◆ **CONSIGNE 1**
D'après l'extrait source, quel article de la constitution a fait l'objet d'un usage abusif, et sur quoi porte-t-il ?
◆ **CONSIGNE 2**
Traduisez en anglais la phrase suivante de l'extrait source : « Toutes les affres se sont conjuguées pour aboutir au naufrage : le blocage du serment, la non promulgation de loi sur la cour constitutionnelle, l’usage abusif de l’article 80 de la constitution sur l’état d’exception, la révocation du gouvernement et de son chef, le gel puis la dissolution de l’Assemblée élue des représentant-e-s du peuple, la levée de l’immunité parlementaire, la dissolution intempestive de l’Instance nationale de lutte contre la corruption (INLUC), les assignations à résidence surveillée, le décret 2021-117 relatif à l’innomée petite constitution sur les pouvoirs d’exception, la dissolution de l’Instance provisoire de contrôle de la constitutionnalité des projets de lois ( ISPCCL), l’interdiction du recours pour excès de pouvoirs contre les décrets-lois, la dissolution orchestrée du Conseil supérieur de la magistratures (CSM), la révocation des magistrat-e-s jeté-e-s en pâture à la vindicte populaire, la non-exécution des sursis à exécution juridictionnel. »
◆ **CONSIGNE 3**
Selon l'extrait source, comment s'explique le naufrage ? Répondez en une à trois phrases.

◆ **EXTRAIT SOURCE**
Toutes les affres se sont conjuguées pour aboutir au naufrage : le blocage du serment, la non promulgation de loi sur la cour constitutionnelle, l’usage abusif de l’article 80 de la constitution sur l’état d’exception, la révocation du gouvernement et de son chef, le gel puis la dissolution de l’Assemblée élue des représentant-e-s du peuple, la levée de l’immunité parlementaire, la dissolution intempestive de l’Instance nationale de lutte contre la corruption (INLUC), les assignations à résidence surveillée, le décret 2021-117 relatif à l’innomée petite constitution sur les pouvoirs d’exception, la dissolution de l’Instance provisoire de contrôle de la constitutionnalité des projets de lois ( ISPCCL), l’interdiction du recours pour excès de pouvoirs contre les décrets-lois, la dissolution orchestrée du Conseil supérieur de la magistratures (CSM), la révocation des magistrat-e-s jeté-e-s en pâture à la vindicte populaire, la non-exécution des sursis à exécution juridictionnel.

◆ **MATÉRIEL FOURNI**
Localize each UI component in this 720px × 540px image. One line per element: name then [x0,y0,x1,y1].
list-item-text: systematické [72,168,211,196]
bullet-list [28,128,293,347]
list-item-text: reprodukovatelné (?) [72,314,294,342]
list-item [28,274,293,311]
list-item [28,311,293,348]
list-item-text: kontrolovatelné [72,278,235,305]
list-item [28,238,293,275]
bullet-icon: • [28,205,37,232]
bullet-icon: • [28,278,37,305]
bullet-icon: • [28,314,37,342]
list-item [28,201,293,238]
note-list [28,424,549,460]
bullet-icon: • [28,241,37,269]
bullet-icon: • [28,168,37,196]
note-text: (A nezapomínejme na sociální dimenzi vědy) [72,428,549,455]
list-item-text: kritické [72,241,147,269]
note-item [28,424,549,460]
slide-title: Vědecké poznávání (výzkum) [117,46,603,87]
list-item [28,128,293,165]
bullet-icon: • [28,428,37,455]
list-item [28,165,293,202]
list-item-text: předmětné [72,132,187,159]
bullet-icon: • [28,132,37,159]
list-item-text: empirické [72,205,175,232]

◆ **RÉPONSE 1**
L'article 80, qui porte sur l'état d'exception.

◆ **RÉPONSE 2**
All the torments combined to bring about the shipwreck: the blocking of the oath, the non-promulgation of the law on the constitutional court, the abusive use of Article 80 of the constitution on the state of exception, the dismissal of the government and its head, the freezing and then the dissolution of the elected Assembly of the People's Representatives, the lifting of parliamentary immunity, the untimely dissolution of the National Anti-Corruption Authority (INLUC), the orders of supervised house arrest, Decree 2021-117 on the unnamed little constitution on exceptional powers, the dissolution of the Provisional Authority for Reviewing the Constitutionality of Draft Laws (ISPCCL), the ban on appeals for abuse of power against decree-laws, the orchestrated dissolution of the Supreme Council of the Judiciary (CSM), the dismissal of judges thrown to the vengeance of the mob, the non-enforcement of judicial stays of execution.

◆ **RÉPONSE 3**
Le naufrage résulte de la conjugaison de toutes les affres énumérées. Parmi elles figurent le blocage du serment, l'usage abusif de l'article 80, la dissolution de l'Assemblée des représentant-e-s du peuple et celle du Conseil supérieur de la magistrature (CSM).